Begin Working data
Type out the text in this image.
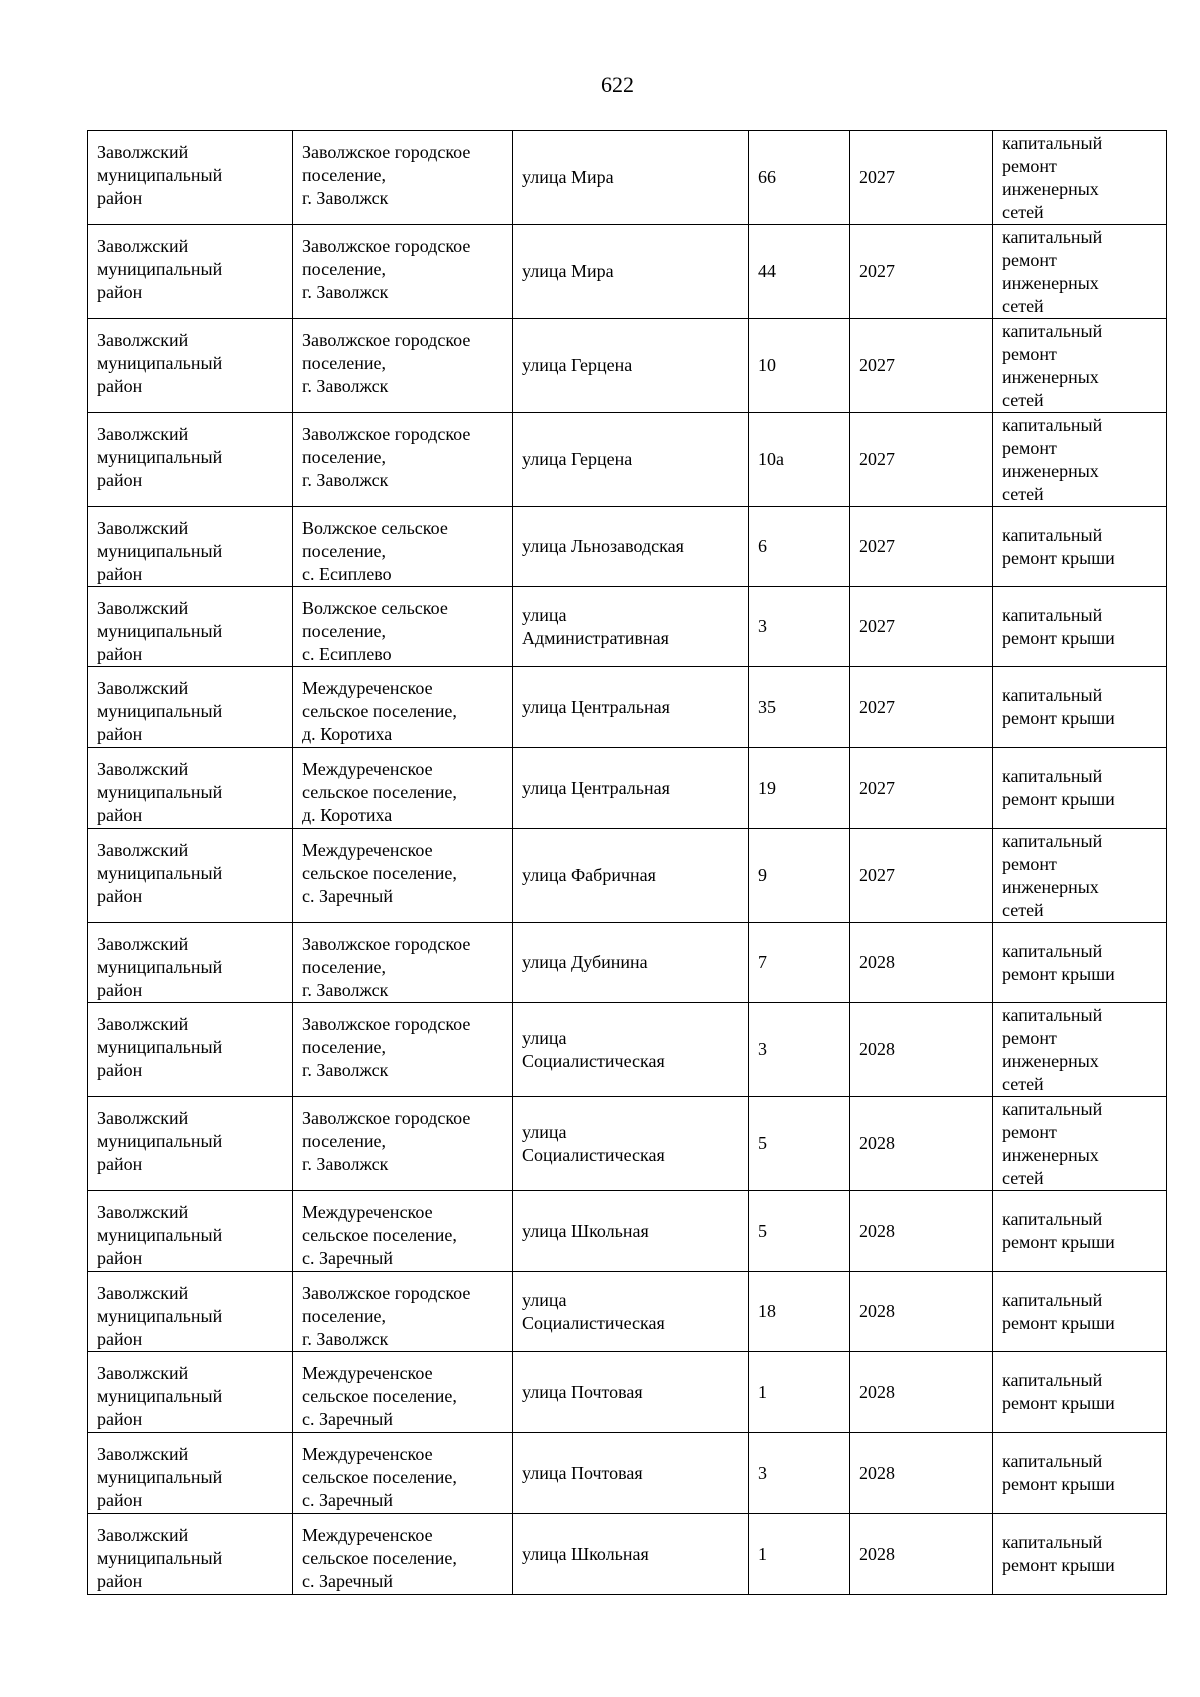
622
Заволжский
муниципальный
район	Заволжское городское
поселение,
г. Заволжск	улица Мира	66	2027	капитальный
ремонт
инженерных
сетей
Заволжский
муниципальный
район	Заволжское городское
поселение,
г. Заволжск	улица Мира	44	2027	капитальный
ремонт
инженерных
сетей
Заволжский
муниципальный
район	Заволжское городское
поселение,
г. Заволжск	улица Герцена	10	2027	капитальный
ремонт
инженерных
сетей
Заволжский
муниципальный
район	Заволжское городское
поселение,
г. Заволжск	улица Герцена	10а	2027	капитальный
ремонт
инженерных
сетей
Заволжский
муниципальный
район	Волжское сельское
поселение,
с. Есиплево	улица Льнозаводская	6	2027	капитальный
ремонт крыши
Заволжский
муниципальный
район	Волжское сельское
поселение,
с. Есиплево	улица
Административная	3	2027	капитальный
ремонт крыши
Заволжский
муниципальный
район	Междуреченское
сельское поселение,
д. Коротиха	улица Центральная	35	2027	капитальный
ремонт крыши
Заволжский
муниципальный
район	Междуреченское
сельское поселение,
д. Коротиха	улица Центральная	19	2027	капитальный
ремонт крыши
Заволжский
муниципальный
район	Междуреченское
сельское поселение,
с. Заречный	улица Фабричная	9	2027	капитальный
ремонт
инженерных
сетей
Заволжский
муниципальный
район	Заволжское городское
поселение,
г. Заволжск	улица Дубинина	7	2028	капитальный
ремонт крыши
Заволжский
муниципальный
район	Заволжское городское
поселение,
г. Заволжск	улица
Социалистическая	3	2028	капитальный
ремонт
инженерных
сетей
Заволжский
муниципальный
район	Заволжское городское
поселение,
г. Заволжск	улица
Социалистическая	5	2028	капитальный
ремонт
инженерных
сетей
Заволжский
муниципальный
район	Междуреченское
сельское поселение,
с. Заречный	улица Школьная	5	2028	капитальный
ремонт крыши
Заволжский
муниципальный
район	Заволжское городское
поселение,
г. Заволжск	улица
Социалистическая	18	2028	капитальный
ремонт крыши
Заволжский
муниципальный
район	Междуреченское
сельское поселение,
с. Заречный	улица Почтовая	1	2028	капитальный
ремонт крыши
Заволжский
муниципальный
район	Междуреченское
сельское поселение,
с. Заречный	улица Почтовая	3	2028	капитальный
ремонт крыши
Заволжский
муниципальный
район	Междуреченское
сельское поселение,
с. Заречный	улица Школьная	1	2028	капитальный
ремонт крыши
End Working data
Given request: Gather all lines of the records that include the word "Почтовая".

Response for this exercise:
с. Заречный	улица Почтовая	1	2028	капитальный
с. Заречный	улица Почтовая	3	2028	капитальный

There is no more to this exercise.